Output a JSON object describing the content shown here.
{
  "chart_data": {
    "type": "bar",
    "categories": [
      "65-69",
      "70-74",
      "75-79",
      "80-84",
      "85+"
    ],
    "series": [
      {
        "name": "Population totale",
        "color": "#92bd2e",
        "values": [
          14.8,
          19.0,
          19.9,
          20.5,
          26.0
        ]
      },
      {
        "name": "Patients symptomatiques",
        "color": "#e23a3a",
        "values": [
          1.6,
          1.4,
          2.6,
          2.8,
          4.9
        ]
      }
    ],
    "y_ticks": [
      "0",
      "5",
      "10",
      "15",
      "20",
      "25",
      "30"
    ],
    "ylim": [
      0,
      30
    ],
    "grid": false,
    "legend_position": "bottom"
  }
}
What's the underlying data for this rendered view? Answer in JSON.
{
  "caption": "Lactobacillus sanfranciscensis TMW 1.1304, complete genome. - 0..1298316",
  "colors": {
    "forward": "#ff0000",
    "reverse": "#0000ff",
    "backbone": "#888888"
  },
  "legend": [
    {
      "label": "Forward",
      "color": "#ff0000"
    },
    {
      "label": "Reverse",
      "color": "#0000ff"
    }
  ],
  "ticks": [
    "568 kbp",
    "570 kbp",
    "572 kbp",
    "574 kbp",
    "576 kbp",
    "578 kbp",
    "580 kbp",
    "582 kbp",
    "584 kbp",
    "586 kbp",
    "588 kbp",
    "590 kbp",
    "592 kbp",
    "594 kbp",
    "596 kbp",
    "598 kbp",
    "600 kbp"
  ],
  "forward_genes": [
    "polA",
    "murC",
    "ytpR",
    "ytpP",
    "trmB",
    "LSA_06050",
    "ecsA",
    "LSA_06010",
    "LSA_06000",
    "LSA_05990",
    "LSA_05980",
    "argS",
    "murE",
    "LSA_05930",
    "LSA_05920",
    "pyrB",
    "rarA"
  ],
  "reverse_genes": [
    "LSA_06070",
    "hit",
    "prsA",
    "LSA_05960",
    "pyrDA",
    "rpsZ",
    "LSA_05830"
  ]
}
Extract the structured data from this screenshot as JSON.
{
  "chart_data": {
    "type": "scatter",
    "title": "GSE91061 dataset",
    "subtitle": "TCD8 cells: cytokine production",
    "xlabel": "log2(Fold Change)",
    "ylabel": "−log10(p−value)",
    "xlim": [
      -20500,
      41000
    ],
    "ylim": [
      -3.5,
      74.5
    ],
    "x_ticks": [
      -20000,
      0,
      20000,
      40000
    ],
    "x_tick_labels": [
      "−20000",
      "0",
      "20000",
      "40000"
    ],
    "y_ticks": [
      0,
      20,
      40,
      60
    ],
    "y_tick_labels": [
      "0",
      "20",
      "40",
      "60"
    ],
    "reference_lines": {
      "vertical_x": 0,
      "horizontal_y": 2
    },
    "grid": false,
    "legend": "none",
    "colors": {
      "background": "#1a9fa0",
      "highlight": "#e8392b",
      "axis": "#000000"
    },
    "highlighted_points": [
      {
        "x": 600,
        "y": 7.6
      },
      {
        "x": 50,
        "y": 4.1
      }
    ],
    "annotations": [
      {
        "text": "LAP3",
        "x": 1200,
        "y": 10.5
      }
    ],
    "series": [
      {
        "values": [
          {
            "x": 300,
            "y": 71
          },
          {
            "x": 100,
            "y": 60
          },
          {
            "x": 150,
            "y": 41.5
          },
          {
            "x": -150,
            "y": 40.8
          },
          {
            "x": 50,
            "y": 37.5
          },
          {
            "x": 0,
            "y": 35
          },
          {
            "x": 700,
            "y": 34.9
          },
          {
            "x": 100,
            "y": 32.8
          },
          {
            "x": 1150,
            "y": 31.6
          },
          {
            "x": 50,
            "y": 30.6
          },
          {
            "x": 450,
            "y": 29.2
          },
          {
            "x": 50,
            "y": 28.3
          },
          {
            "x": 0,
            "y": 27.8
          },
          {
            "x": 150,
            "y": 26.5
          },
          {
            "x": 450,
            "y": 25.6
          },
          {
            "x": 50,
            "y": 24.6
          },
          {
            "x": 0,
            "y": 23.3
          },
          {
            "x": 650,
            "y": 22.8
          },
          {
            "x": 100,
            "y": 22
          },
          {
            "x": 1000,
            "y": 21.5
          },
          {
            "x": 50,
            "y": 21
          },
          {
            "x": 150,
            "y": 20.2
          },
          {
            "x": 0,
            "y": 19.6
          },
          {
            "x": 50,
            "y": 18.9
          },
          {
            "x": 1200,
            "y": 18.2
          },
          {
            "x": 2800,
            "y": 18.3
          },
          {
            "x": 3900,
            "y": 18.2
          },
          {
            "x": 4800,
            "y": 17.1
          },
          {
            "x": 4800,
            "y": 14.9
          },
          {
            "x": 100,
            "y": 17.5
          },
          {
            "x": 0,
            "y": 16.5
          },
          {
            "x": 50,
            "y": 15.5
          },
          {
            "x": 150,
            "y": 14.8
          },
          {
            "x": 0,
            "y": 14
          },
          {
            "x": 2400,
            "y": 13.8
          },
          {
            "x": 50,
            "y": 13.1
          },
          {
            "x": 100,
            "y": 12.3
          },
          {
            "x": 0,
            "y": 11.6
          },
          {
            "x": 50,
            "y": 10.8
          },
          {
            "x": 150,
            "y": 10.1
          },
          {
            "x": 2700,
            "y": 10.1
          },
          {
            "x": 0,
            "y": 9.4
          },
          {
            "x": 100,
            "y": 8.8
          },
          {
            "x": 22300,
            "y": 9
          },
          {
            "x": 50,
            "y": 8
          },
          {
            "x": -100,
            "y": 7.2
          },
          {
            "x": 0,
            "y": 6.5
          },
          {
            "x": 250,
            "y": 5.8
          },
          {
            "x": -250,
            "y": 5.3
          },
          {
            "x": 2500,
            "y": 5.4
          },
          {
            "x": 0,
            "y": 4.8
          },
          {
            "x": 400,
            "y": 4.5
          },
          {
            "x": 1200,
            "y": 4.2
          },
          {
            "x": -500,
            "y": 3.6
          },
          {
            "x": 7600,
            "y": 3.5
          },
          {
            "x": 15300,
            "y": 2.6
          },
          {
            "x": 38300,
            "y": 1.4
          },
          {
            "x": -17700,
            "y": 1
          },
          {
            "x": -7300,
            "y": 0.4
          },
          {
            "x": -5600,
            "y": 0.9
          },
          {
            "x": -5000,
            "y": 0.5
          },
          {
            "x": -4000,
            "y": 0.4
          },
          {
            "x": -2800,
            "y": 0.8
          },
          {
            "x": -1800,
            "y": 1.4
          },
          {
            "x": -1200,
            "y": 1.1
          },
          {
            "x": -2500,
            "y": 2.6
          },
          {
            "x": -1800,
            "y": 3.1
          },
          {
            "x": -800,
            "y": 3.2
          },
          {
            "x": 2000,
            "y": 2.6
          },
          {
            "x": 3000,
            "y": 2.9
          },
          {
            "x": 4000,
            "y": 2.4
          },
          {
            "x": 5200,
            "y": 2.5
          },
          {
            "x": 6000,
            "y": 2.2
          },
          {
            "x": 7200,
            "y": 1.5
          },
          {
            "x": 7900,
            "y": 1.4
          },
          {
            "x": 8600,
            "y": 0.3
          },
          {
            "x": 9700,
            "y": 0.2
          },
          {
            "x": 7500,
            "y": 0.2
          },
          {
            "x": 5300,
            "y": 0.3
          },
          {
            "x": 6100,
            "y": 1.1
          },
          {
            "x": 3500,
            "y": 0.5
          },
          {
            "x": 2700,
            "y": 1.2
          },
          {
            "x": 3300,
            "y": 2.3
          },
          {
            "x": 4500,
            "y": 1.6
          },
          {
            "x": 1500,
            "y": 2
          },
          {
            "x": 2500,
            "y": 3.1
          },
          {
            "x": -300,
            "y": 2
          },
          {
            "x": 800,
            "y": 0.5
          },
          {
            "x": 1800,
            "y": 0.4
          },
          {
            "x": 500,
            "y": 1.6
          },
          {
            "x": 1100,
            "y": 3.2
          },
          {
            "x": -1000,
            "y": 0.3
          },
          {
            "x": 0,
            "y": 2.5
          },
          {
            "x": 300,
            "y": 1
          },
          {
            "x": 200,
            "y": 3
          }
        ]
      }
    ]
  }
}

· · · ·

### The problem
Lines containing the string "this" are the ones to copy from the entries above.

### Response below
What's the underlying data for this rendered view? Answer in JSON.
Extract the structured data from this screenshot as JSON.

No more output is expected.